All records are to be retyped faithfully and completely.

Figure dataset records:
----------------

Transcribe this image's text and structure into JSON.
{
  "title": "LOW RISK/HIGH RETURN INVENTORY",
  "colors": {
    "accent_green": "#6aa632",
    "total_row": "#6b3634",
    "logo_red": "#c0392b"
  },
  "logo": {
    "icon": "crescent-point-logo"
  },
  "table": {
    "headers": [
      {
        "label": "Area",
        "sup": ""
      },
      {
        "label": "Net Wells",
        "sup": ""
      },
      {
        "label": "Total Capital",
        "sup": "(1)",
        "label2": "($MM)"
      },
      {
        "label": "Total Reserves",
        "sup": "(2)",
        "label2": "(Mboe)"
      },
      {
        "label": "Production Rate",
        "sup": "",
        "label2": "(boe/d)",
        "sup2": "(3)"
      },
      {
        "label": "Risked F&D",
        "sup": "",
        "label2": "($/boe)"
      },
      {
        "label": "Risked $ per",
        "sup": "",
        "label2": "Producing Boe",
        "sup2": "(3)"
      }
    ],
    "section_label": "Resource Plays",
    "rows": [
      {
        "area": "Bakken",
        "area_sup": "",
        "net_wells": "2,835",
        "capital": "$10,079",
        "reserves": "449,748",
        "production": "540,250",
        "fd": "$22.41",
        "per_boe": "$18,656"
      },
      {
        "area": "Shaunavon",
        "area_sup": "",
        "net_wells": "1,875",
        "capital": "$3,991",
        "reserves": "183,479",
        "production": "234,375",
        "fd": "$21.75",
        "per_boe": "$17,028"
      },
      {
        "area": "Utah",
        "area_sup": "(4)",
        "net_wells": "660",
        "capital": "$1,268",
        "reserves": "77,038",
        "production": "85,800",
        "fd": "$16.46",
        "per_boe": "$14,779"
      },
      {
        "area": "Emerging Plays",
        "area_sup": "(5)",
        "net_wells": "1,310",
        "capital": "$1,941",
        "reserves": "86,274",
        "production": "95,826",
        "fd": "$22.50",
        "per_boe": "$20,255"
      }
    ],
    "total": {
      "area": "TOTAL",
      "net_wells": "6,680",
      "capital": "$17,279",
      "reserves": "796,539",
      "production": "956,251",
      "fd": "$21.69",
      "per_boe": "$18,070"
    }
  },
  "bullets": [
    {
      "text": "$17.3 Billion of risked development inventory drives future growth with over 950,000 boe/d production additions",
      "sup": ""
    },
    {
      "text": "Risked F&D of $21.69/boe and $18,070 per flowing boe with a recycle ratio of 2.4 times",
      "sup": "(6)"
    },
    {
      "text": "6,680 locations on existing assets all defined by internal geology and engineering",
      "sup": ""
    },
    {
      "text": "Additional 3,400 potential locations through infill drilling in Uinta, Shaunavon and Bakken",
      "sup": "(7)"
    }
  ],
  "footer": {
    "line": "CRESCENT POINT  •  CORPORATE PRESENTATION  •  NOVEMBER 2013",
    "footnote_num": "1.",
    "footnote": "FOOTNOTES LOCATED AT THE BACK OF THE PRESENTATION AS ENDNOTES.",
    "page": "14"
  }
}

----------------

=== Task output ===
Transcribe this image's text and structure into JSON.
{
  "title": "LOW RISK/HIGH RETURN INVENTORY",
  "colors": {
    "accent_green": "#6aa632",
    "total_row": "#6b3634",
    "logo_red": "#c0392b"
  },
  "logo": {
    "icon": "crescent-point-logo"
  },
  "table": {
    "headers": [
      {
        "label": "Area",
        "sup": ""
      },
      {
        "label": "Net Wells",
        "sup": ""
      },
      {
        "label": "Total Capital",
        "sup": "(1)",
        "label2": "($MM)"
      },
      {
        "label": "Total Reserves",
        "sup": "(2)",
        "label2": "(Mboe)"
      },
      {
        "label": "Production Rate",
        "sup": "",
        "label2": "(boe/d)",
        "sup2": "(3)"
      },
      {
        "label": "Risked F&D",
        "sup": "",
        "label2": "($/boe)"
      },
      {
        "label": "Risked $ per",
        "sup": "",
        "label2": "Producing Boe",
        "sup2": "(3)"
      }
    ],
    "section_label": "Resource Plays",
    "rows": [
      {
        "area": "Bakken",
        "area_sup": "",
        "net_wells": "2,835",
        "capital": "$10,079",
        "reserves": "449,748",
        "production": "540,250",
        "fd": "$22.41",
        "per_boe": "$18,656"
      },
      {
        "area": "Shaunavon",
        "area_sup": "",
        "net_wells": "1,875",
        "capital": "$3,991",
        "reserves": "183,479",
        "production": "234,375",
        "fd": "$21.75",
        "per_boe": "$17,028"
      },
      {
        "area": "Utah",
        "area_sup": "(4)",
        "net_wells": "660",
        "capital": "$1,268",
        "reserves": "77,038",
        "production": "85,800",
        "fd": "$16.46",
        "per_boe": "$14,779"
      },
      {
        "area": "Emerging Plays",
        "area_sup": "(5)",
        "net_wells": "1,310",
        "capital": "$1,941",
        "reserves": "86,274",
        "production": "95,826",
        "fd": "$22.50",
        "per_boe": "$20,255"
      }
    ],
    "total": {
      "area": "TOTAL",
      "net_wells": "6,680",
      "capital": "$17,279",
      "reserves": "796,539",
      "production": "956,251",
      "fd": "$21.69",
      "per_boe": "$18,070"
    }
  },
  "bullets": [
    {
      "text": "$17.3 Billion of risked development inventory drives future growth with over 950,000 boe/d production additions",
      "sup": ""
    },
    {
      "text": "Risked F&D of $21.69/boe and $18,070 per flowing boe with a recycle ratio of 2.4 times",
      "sup": "(6)"
    },
    {
      "text": "6,680 locations on existing assets all defined by internal geology and engineering",
      "sup": ""
    },
    {
      "text": "Additional 3,400 potential locations through infill drilling in Uinta, Shaunavon and Bakken",
      "sup": "(7)"
    }
  ],
  "footer": {
    "line": "CRESCENT POINT  •  CORPORATE PRESENTATION  •  NOVEMBER 2013",
    "footnote_num": "1.",
    "footnote": "FOOTNOTES LOCATED AT THE BACK OF THE PRESENTATION AS ENDNOTES.",
    "page": "14"
  }
}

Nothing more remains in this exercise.